• WORK REQUIRED:
Find the lines in these entries that include the word "노동조합으로" and state how many there are, with no other words.
-- Begin RECORDS FOR PROCESSING --
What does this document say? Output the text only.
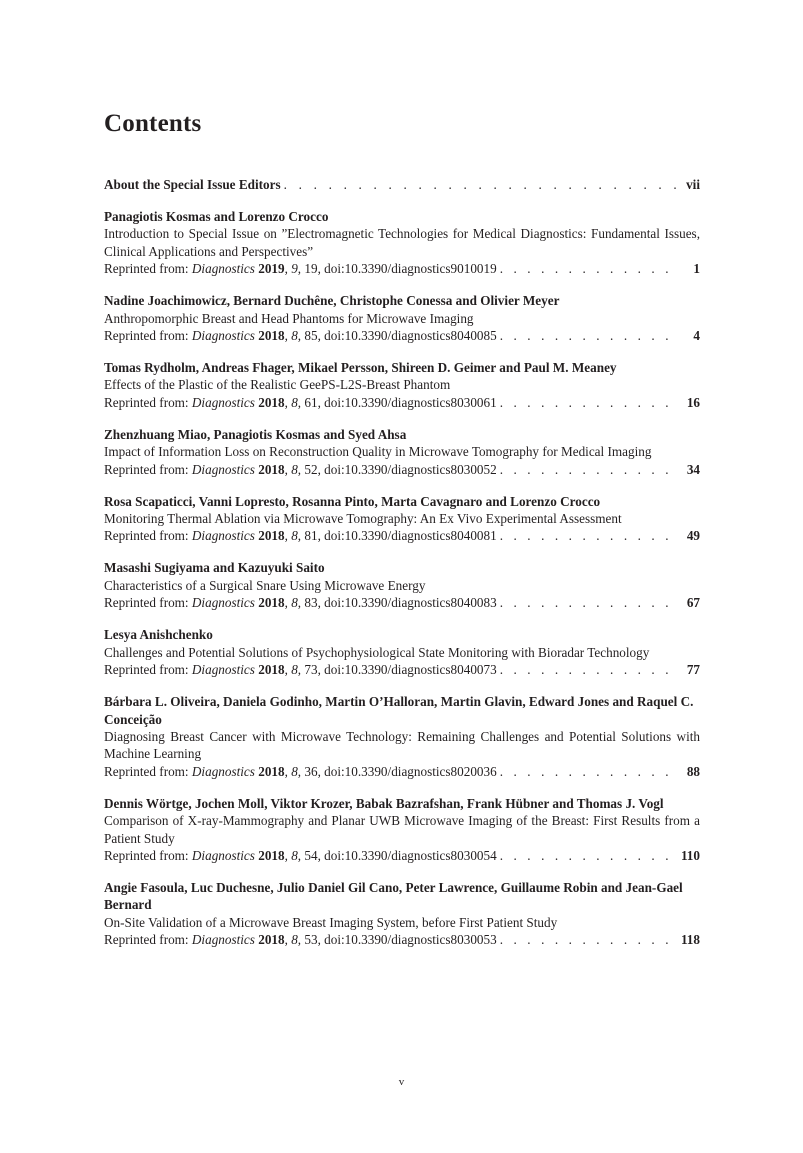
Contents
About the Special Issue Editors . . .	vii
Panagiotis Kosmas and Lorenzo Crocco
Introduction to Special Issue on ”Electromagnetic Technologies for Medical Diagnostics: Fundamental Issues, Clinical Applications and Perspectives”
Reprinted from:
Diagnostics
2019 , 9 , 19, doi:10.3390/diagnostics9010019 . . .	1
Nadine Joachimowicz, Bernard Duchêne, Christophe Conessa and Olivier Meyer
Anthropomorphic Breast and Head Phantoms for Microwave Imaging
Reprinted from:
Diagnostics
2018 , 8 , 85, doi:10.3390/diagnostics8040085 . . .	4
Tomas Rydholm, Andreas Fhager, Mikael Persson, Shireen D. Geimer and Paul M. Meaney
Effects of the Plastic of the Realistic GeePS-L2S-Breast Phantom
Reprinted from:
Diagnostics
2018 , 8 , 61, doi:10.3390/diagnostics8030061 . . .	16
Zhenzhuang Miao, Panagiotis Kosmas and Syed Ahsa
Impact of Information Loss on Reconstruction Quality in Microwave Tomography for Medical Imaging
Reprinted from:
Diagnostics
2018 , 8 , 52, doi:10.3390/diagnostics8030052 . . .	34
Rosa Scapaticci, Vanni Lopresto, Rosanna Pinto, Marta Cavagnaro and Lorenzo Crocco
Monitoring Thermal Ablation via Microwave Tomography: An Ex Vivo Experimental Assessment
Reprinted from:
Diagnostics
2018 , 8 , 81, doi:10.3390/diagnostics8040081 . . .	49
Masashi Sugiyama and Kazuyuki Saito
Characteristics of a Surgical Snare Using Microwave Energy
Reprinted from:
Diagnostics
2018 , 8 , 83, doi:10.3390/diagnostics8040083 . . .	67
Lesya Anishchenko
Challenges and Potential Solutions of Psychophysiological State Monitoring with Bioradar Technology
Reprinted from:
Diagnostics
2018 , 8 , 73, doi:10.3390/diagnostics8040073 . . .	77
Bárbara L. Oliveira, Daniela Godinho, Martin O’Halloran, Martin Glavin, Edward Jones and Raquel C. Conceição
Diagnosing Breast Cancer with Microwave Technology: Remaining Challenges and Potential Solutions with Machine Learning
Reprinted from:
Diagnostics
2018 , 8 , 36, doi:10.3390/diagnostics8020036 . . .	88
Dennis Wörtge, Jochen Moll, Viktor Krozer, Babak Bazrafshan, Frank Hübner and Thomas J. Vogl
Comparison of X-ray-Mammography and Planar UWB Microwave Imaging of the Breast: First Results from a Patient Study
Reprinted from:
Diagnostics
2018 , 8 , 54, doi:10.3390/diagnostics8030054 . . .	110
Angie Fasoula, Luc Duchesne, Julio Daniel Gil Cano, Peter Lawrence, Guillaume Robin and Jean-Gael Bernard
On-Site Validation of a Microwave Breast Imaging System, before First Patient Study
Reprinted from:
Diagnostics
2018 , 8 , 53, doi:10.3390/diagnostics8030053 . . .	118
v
-- End RECORDS FOR PROCESSING --
-- Begin RECORDS FOR PROCESSING --
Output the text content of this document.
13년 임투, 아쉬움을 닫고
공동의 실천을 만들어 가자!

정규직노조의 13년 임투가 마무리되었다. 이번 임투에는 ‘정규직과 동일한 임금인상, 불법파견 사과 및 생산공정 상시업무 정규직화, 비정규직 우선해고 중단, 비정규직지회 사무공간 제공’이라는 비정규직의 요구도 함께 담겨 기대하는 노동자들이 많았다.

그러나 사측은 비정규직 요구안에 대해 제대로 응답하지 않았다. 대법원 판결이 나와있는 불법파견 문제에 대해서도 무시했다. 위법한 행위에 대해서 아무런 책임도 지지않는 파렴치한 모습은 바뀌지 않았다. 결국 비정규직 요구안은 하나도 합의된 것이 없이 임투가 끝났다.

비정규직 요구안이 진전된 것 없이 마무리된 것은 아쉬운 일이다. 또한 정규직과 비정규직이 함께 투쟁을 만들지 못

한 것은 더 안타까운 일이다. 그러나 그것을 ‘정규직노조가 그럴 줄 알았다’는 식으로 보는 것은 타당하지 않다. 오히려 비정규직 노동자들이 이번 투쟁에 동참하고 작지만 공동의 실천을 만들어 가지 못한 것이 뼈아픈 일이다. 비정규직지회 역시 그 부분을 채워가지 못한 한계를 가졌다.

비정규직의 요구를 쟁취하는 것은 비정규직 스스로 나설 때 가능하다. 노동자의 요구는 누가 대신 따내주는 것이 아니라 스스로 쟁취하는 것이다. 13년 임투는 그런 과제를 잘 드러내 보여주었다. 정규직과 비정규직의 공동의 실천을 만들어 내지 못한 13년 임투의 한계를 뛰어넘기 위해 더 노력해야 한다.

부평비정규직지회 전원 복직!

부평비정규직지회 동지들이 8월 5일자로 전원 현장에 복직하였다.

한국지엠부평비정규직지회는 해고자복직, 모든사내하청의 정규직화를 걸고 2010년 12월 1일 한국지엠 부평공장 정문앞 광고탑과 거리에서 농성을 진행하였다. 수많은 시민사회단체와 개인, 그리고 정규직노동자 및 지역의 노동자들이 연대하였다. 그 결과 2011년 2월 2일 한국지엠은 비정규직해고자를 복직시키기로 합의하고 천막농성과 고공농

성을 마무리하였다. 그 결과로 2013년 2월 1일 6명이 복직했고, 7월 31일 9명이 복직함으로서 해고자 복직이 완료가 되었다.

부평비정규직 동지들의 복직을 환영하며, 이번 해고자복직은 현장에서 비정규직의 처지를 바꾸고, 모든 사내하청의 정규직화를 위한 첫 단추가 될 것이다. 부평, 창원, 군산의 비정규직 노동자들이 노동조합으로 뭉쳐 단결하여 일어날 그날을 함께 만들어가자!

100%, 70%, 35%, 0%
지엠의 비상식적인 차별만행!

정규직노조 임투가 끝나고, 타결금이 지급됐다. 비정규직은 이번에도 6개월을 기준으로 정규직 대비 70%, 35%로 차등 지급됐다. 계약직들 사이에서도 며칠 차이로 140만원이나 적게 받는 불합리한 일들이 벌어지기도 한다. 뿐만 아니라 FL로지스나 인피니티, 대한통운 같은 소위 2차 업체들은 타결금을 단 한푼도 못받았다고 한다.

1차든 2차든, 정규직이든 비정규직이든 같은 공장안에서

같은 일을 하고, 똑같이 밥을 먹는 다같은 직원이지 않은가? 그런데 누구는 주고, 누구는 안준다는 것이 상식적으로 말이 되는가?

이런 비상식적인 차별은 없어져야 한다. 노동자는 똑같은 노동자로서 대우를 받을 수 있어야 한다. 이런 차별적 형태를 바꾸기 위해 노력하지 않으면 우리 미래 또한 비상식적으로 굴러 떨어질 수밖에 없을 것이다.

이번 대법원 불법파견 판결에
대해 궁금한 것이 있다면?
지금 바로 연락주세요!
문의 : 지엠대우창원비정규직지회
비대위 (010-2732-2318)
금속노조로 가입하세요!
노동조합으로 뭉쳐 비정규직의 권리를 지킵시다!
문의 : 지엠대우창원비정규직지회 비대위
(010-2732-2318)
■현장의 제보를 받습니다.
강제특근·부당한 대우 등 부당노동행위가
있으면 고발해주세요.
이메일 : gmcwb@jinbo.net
-- End RECORDS FOR PROCESSING --
• OUTPUT:
2